**Task directions:**
In how many lines does the string "estimados" appear? Answer with the number only.

**Records for the task:**
────────────────────

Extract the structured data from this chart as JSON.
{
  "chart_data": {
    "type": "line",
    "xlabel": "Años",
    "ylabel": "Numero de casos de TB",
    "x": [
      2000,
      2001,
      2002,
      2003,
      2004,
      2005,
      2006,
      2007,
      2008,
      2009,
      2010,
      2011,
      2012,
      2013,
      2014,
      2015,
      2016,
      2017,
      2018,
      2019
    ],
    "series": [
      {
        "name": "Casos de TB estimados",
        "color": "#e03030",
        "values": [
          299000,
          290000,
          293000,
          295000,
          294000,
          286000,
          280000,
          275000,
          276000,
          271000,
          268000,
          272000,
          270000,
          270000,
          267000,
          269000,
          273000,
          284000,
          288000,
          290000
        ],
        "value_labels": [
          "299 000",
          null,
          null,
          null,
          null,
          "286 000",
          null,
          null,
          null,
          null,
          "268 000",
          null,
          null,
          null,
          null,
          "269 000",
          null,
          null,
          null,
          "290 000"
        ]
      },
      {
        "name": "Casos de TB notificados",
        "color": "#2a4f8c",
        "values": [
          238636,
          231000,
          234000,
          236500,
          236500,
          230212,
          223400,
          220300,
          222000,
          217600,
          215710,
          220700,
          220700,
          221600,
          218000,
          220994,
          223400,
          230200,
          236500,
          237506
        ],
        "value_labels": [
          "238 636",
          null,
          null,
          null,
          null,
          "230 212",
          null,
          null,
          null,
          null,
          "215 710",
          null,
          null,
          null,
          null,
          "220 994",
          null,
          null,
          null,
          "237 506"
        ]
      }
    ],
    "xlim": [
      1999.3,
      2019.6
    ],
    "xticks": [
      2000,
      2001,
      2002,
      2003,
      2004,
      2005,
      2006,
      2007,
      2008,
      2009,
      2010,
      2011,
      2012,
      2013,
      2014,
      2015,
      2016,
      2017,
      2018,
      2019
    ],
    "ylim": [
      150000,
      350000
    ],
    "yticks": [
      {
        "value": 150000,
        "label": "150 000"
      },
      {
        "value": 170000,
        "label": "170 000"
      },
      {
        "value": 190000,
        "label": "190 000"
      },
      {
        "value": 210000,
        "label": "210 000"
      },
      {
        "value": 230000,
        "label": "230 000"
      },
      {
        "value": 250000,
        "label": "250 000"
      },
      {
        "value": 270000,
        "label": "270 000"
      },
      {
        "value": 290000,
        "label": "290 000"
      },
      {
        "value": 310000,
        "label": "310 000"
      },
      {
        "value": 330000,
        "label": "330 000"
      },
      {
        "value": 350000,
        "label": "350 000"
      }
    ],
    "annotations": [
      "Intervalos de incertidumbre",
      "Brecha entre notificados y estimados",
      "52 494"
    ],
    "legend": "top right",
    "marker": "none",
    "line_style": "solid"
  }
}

────────────────────

**Written answer:**
2